Objective | Select all lines with the string "date" in them, and copy those lines.

(Data tied to figure images)

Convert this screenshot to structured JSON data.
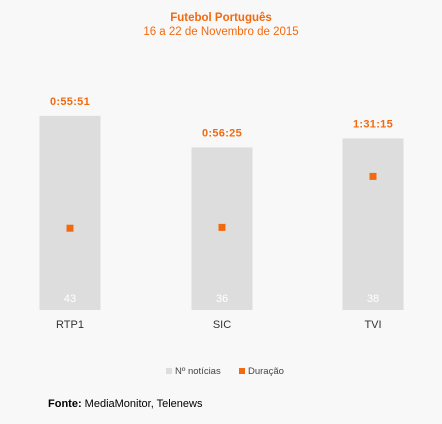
{
  "chart_data": {
    "type": "bar",
    "title": "Futebol Português",
    "subtitle": "16 a 22 de Novembro de 2015",
    "categories": [
      "RTP1",
      "SIC",
      "TVI"
    ],
    "series": [
      {
        "name": "Nº notícias",
        "type": "bar",
        "values": [
          43,
          36,
          38
        ],
        "color": "#dddddd",
        "ylim": [
          0,
          45.4
        ]
      },
      {
        "name": "Duração",
        "type": "scatter",
        "values": [
          "0:55:51",
          "0:56:25",
          "1:31:15"
        ],
        "values_seconds": [
          3351,
          3385,
          5475
        ],
        "color": "#f26a10",
        "ylim": [
          0,
          8400
        ]
      }
    ],
    "legend_position": "bottom-center",
    "grid": false
  },
  "footer": {
    "source_label": "Fonte:",
    "source_text": " MediaMonitor, Telenews"
  }
}
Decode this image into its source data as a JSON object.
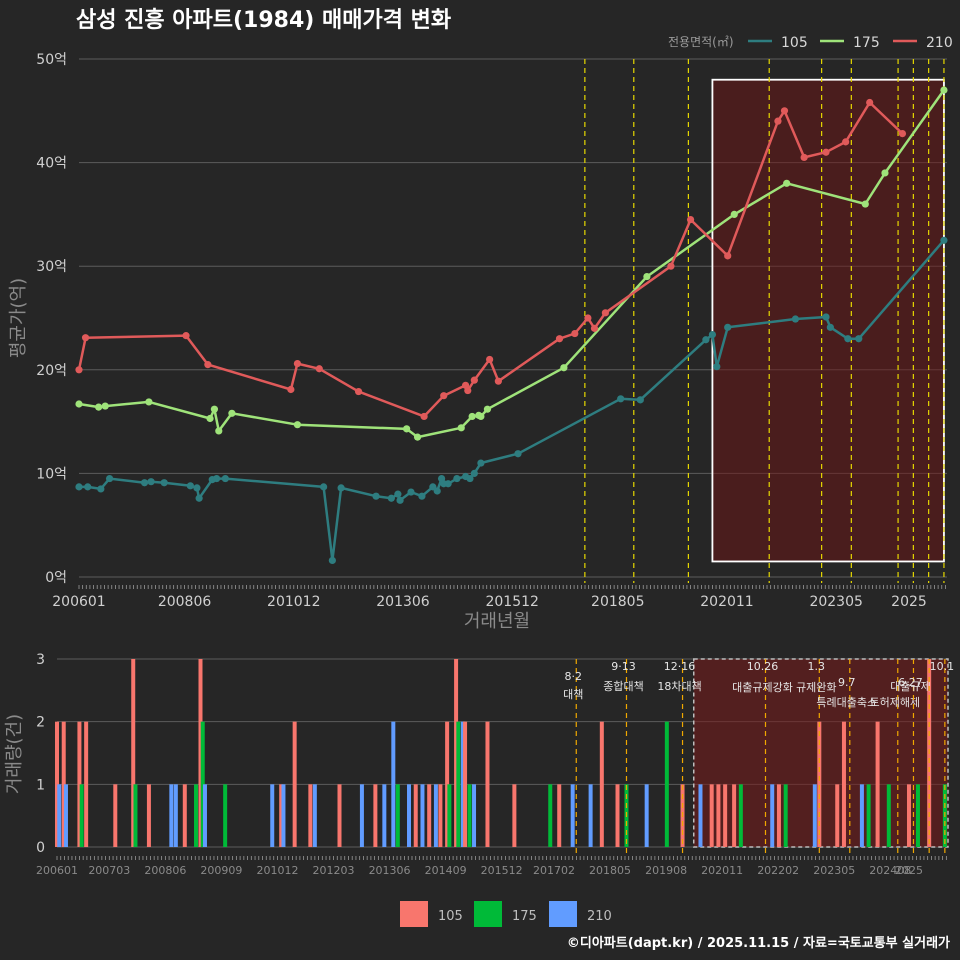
{
  "chart_data": [
    {
      "type": "line",
      "title": "삼성 진흥 아파트(1984) 매매가격 변화",
      "xlabel": "거래년월",
      "ylabel": "평균가(억)",
      "ylim": [
        0,
        50
      ],
      "yticks": [
        0,
        10,
        20,
        30,
        40,
        50
      ],
      "ytick_labels": [
        "0억",
        "10억",
        "20억",
        "30억",
        "40억",
        "50억"
      ],
      "xticks": [
        "200601",
        "200806",
        "201012",
        "201306",
        "201512",
        "201805",
        "202011",
        "202305",
        "2025"
      ],
      "x_range": [
        2006.0,
        2025.87
      ],
      "legend_title": "전용면적(㎡)",
      "legend_position": "top-right",
      "highlight_region": {
        "x_start": 2020.5,
        "x_end": 2025.8,
        "y_start": 1.5,
        "y_end": 48
      },
      "policy_lines": [
        2017.58,
        2018.7,
        2019.95,
        2021.8,
        2023.0,
        2023.68,
        2024.75,
        2025.1,
        2025.45,
        2025.8
      ],
      "series": [
        {
          "name": "105",
          "color": "#2e7d80",
          "points": [
            [
              2006.0,
              8.7
            ],
            [
              2006.2,
              8.7
            ],
            [
              2006.5,
              8.5
            ],
            [
              2006.7,
              9.5
            ],
            [
              2007.5,
              9.1
            ],
            [
              2007.65,
              9.2
            ],
            [
              2007.95,
              9.1
            ],
            [
              2008.55,
              8.8
            ],
            [
              2008.7,
              8.6
            ],
            [
              2008.75,
              7.6
            ],
            [
              2009.05,
              9.4
            ],
            [
              2009.15,
              9.5
            ],
            [
              2009.35,
              9.5
            ],
            [
              2011.6,
              8.7
            ],
            [
              2011.8,
              1.6
            ],
            [
              2012.0,
              8.6
            ],
            [
              2012.8,
              7.8
            ],
            [
              2013.15,
              7.6
            ],
            [
              2013.3,
              8.0
            ],
            [
              2013.35,
              7.4
            ],
            [
              2013.6,
              8.2
            ],
            [
              2013.85,
              7.8
            ],
            [
              2014.1,
              8.7
            ],
            [
              2014.2,
              8.3
            ],
            [
              2014.3,
              9.5
            ],
            [
              2014.35,
              9.0
            ],
            [
              2014.45,
              9.0
            ],
            [
              2014.65,
              9.5
            ],
            [
              2014.85,
              9.7
            ],
            [
              2014.95,
              9.5
            ],
            [
              2015.05,
              10.0
            ],
            [
              2015.2,
              11.0
            ],
            [
              2016.05,
              11.9
            ],
            [
              2018.4,
              17.2
            ],
            [
              2018.85,
              17.1
            ],
            [
              2020.35,
              22.9
            ],
            [
              2020.5,
              23.4
            ],
            [
              2020.6,
              20.3
            ],
            [
              2020.85,
              24.1
            ],
            [
              2022.4,
              24.9
            ],
            [
              2023.1,
              25.1
            ],
            [
              2023.2,
              24.1
            ],
            [
              2023.6,
              23.0
            ],
            [
              2023.85,
              23.0
            ],
            [
              2025.8,
              32.5
            ]
          ]
        },
        {
          "name": "175",
          "color": "#9fe37a",
          "points": [
            [
              2006.0,
              16.7
            ],
            [
              2006.45,
              16.4
            ],
            [
              2006.6,
              16.5
            ],
            [
              2007.6,
              16.9
            ],
            [
              2009.0,
              15.3
            ],
            [
              2009.1,
              16.2
            ],
            [
              2009.2,
              14.1
            ],
            [
              2009.5,
              15.8
            ],
            [
              2011.0,
              14.7
            ],
            [
              2013.5,
              14.3
            ],
            [
              2013.75,
              13.5
            ],
            [
              2014.75,
              14.4
            ],
            [
              2015.0,
              15.5
            ],
            [
              2015.15,
              15.6
            ],
            [
              2015.2,
              15.5
            ],
            [
              2015.35,
              16.2
            ],
            [
              2017.1,
              20.2
            ],
            [
              2019.0,
              29.0
            ],
            [
              2021.0,
              35.0
            ],
            [
              2022.2,
              38.0
            ],
            [
              2024.0,
              36.0
            ],
            [
              2024.45,
              39.0
            ],
            [
              2025.8,
              47.0
            ]
          ]
        },
        {
          "name": "210",
          "color": "#e05a5a",
          "points": [
            [
              2006.0,
              20.0
            ],
            [
              2006.15,
              23.1
            ],
            [
              2008.45,
              23.3
            ],
            [
              2008.95,
              20.5
            ],
            [
              2010.85,
              18.1
            ],
            [
              2011.0,
              20.6
            ],
            [
              2011.5,
              20.1
            ],
            [
              2012.4,
              17.9
            ],
            [
              2013.9,
              15.5
            ],
            [
              2014.35,
              17.5
            ],
            [
              2014.85,
              18.5
            ],
            [
              2014.9,
              18.0
            ],
            [
              2015.05,
              19.0
            ],
            [
              2015.4,
              21.0
            ],
            [
              2015.6,
              18.9
            ],
            [
              2017.0,
              23.0
            ],
            [
              2017.35,
              23.5
            ],
            [
              2017.65,
              25.0
            ],
            [
              2017.8,
              24.0
            ],
            [
              2018.05,
              25.5
            ],
            [
              2019.55,
              30.0
            ],
            [
              2020.0,
              34.5
            ],
            [
              2020.85,
              31.0
            ],
            [
              2022.0,
              44.0
            ],
            [
              2022.15,
              45.0
            ],
            [
              2022.6,
              40.5
            ],
            [
              2023.1,
              41.0
            ],
            [
              2023.55,
              42.0
            ],
            [
              2024.1,
              45.8
            ],
            [
              2024.85,
              42.8
            ]
          ]
        }
      ]
    },
    {
      "type": "bar",
      "ylabel": "거래량(건)",
      "ylim": [
        0,
        3
      ],
      "yticks": [
        0,
        1,
        2,
        3
      ],
      "xticks": [
        "200601",
        "200703",
        "200806",
        "200909",
        "201012",
        "201203",
        "201306",
        "201409",
        "201512",
        "201702",
        "201805",
        "201908",
        "202011",
        "202202",
        "202305",
        "202408",
        "2025"
      ],
      "x_range": [
        2006.0,
        2025.87
      ],
      "highlight_region": {
        "x_start": 2020.2,
        "x_end": 2025.87
      },
      "legend_position": "bottom",
      "colors": {
        "105": "#f8766d",
        "175": "#00ba38",
        "210": "#619cff"
      },
      "policies": [
        {
          "x": 2017.58,
          "date": "8·2",
          "name": "대책"
        },
        {
          "x": 2018.7,
          "date": "9·13",
          "name": "종합대책"
        },
        {
          "x": 2019.95,
          "date": "12·16",
          "name": "18차대책"
        },
        {
          "x": 2021.8,
          "date": "10.26",
          "name": "대출규제강화"
        },
        {
          "x": 2023.0,
          "date": "1.3",
          "name": "규제완화"
        },
        {
          "x": 2023.68,
          "date": "9.7",
          "name": "특례대출축소"
        },
        {
          "x": 2024.75,
          "date": "",
          "name": "토허제해제"
        },
        {
          "x": 2025.1,
          "date": "6.27",
          "name": "대출규제"
        },
        {
          "x": 2025.45,
          "date": "",
          "name": ""
        },
        {
          "x": 2025.8,
          "date": "10.1",
          "name": ""
        }
      ],
      "bars": [
        {
          "x": 2006.0,
          "series": "105",
          "count": 2
        },
        {
          "x": 2006.05,
          "series": "210",
          "count": 1
        },
        {
          "x": 2006.15,
          "series": "105",
          "count": 2
        },
        {
          "x": 2006.2,
          "series": "210",
          "count": 1
        },
        {
          "x": 2006.5,
          "series": "105",
          "count": 2
        },
        {
          "x": 2006.55,
          "series": "175",
          "count": 1
        },
        {
          "x": 2006.65,
          "series": "105",
          "count": 2
        },
        {
          "x": 2007.3,
          "series": "105",
          "count": 1
        },
        {
          "x": 2007.7,
          "series": "105",
          "count": 3
        },
        {
          "x": 2007.75,
          "series": "175",
          "count": 1
        },
        {
          "x": 2008.05,
          "series": "105",
          "count": 1
        },
        {
          "x": 2008.55,
          "series": "210",
          "count": 1
        },
        {
          "x": 2008.65,
          "series": "210",
          "count": 1
        },
        {
          "x": 2008.85,
          "series": "105",
          "count": 1
        },
        {
          "x": 2009.1,
          "series": "175",
          "count": 1
        },
        {
          "x": 2009.2,
          "series": "105",
          "count": 3
        },
        {
          "x": 2009.25,
          "series": "175",
          "count": 2
        },
        {
          "x": 2009.3,
          "series": "210",
          "count": 1
        },
        {
          "x": 2009.75,
          "series": "175",
          "count": 1
        },
        {
          "x": 2010.8,
          "series": "210",
          "count": 1
        },
        {
          "x": 2011.0,
          "series": "105",
          "count": 1
        },
        {
          "x": 2011.05,
          "series": "210",
          "count": 1
        },
        {
          "x": 2011.3,
          "series": "105",
          "count": 2
        },
        {
          "x": 2011.65,
          "series": "105",
          "count": 1
        },
        {
          "x": 2011.75,
          "series": "210",
          "count": 1
        },
        {
          "x": 2012.3,
          "series": "105",
          "count": 1
        },
        {
          "x": 2012.8,
          "series": "210",
          "count": 1
        },
        {
          "x": 2013.1,
          "series": "105",
          "count": 1
        },
        {
          "x": 2013.3,
          "series": "210",
          "count": 1
        },
        {
          "x": 2013.5,
          "series": "210",
          "count": 2
        },
        {
          "x": 2013.6,
          "series": "175",
          "count": 1
        },
        {
          "x": 2013.85,
          "series": "210",
          "count": 1
        },
        {
          "x": 2014.0,
          "series": "105",
          "count": 1
        },
        {
          "x": 2014.15,
          "series": "210",
          "count": 1
        },
        {
          "x": 2014.3,
          "series": "105",
          "count": 1
        },
        {
          "x": 2014.45,
          "series": "210",
          "count": 1
        },
        {
          "x": 2014.55,
          "series": "105",
          "count": 1
        },
        {
          "x": 2014.7,
          "series": "105",
          "count": 2
        },
        {
          "x": 2014.75,
          "series": "175",
          "count": 1
        },
        {
          "x": 2014.9,
          "series": "105",
          "count": 3
        },
        {
          "x": 2014.95,
          "series": "175",
          "count": 2
        },
        {
          "x": 2015.05,
          "series": "210",
          "count": 2
        },
        {
          "x": 2015.1,
          "series": "105",
          "count": 2
        },
        {
          "x": 2015.2,
          "series": "175",
          "count": 1
        },
        {
          "x": 2015.3,
          "series": "210",
          "count": 1
        },
        {
          "x": 2015.6,
          "series": "105",
          "count": 2
        },
        {
          "x": 2016.2,
          "series": "105",
          "count": 1
        },
        {
          "x": 2017.0,
          "series": "175",
          "count": 1
        },
        {
          "x": 2017.2,
          "series": "105",
          "count": 1
        },
        {
          "x": 2017.5,
          "series": "210",
          "count": 1
        },
        {
          "x": 2017.9,
          "series": "210",
          "count": 1
        },
        {
          "x": 2018.15,
          "series": "105",
          "count": 2
        },
        {
          "x": 2018.5,
          "series": "105",
          "count": 1
        },
        {
          "x": 2018.7,
          "series": "175",
          "count": 1
        },
        {
          "x": 2019.15,
          "series": "210",
          "count": 1
        },
        {
          "x": 2019.6,
          "series": "175",
          "count": 2
        },
        {
          "x": 2019.95,
          "series": "105",
          "count": 1
        },
        {
          "x": 2020.35,
          "series": "210",
          "count": 1
        },
        {
          "x": 2020.6,
          "series": "105",
          "count": 1
        },
        {
          "x": 2020.75,
          "series": "105",
          "count": 1
        },
        {
          "x": 2020.9,
          "series": "105",
          "count": 1
        },
        {
          "x": 2021.1,
          "series": "105",
          "count": 1
        },
        {
          "x": 2021.25,
          "series": "175",
          "count": 1
        },
        {
          "x": 2021.95,
          "series": "210",
          "count": 1
        },
        {
          "x": 2022.1,
          "series": "105",
          "count": 1
        },
        {
          "x": 2022.25,
          "series": "175",
          "count": 1
        },
        {
          "x": 2022.9,
          "series": "210",
          "count": 1
        },
        {
          "x": 2023.0,
          "series": "105",
          "count": 2
        },
        {
          "x": 2023.4,
          "series": "105",
          "count": 1
        },
        {
          "x": 2023.55,
          "series": "105",
          "count": 2
        },
        {
          "x": 2023.95,
          "series": "210",
          "count": 1
        },
        {
          "x": 2024.1,
          "series": "175",
          "count": 1
        },
        {
          "x": 2024.3,
          "series": "105",
          "count": 2
        },
        {
          "x": 2024.55,
          "series": "175",
          "count": 1
        },
        {
          "x": 2025.0,
          "series": "105",
          "count": 1
        },
        {
          "x": 2025.2,
          "series": "175",
          "count": 1
        },
        {
          "x": 2025.45,
          "series": "105",
          "count": 3
        },
        {
          "x": 2025.8,
          "series": "175",
          "count": 1
        }
      ]
    }
  ],
  "legend": {
    "title": "전용면적(㎡)",
    "items": [
      {
        "label": "105",
        "line_color": "#2e7d80",
        "fill_color": "#f8766d"
      },
      {
        "label": "175",
        "line_color": "#9fe37a",
        "fill_color": "#00ba38"
      },
      {
        "label": "210",
        "line_color": "#e05a5a",
        "fill_color": "#619cff"
      }
    ]
  },
  "footer": {
    "credit": "©디아파트(dapt.kr) / 2025.11.15 / 자료=국토교통부 실거래가"
  }
}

Answer below |
          "date": "8·2",
          "date": "9·13",
          "date": "12·16",
          "date": "10.26",
          "date": "1.3",
          "date": "9.7",
          "date": "",
          "date": "6.27",
          "date": "",
          "date": "10.1",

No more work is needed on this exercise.